◆ Provided entries ◆
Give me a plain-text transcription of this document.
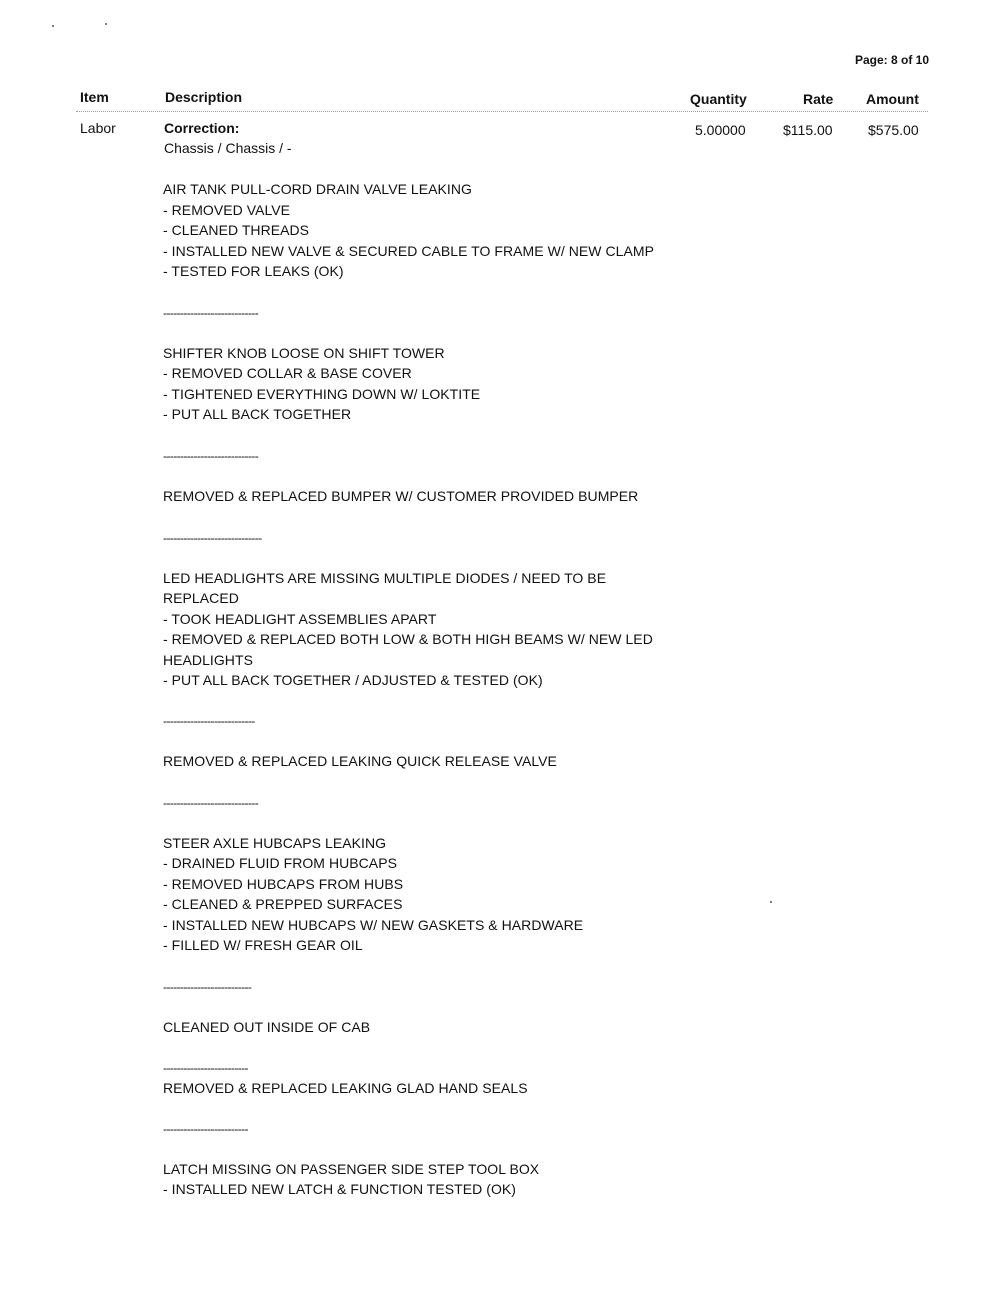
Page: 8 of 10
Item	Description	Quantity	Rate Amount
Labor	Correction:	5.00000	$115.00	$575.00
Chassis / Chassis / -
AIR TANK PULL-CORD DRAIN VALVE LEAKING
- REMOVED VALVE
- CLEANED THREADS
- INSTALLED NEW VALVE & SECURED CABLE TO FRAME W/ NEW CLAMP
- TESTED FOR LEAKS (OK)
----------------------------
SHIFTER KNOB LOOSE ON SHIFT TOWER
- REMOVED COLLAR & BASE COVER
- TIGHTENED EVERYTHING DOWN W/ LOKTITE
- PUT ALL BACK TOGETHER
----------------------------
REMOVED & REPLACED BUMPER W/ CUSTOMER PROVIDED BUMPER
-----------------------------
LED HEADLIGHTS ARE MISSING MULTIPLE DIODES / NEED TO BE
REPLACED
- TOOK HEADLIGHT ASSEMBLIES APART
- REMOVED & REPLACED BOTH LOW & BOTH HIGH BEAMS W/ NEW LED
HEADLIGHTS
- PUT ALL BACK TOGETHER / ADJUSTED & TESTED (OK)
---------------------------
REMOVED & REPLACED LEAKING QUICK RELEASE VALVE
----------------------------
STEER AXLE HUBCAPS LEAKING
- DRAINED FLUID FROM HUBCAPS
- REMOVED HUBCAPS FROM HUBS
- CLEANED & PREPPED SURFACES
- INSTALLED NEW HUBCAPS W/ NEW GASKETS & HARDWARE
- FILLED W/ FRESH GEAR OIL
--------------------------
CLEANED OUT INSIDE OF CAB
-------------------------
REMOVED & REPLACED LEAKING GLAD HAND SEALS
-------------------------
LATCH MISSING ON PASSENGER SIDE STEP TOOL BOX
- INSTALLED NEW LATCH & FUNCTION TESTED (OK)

◆ Requirement ◆
Write out every line of the listing that holds the word "LATCH".

◆ Complete output ◆
LATCH MISSING ON PASSENGER SIDE STEP TOOL BOX
- INSTALLED NEW LATCH & FUNCTION TESTED (OK)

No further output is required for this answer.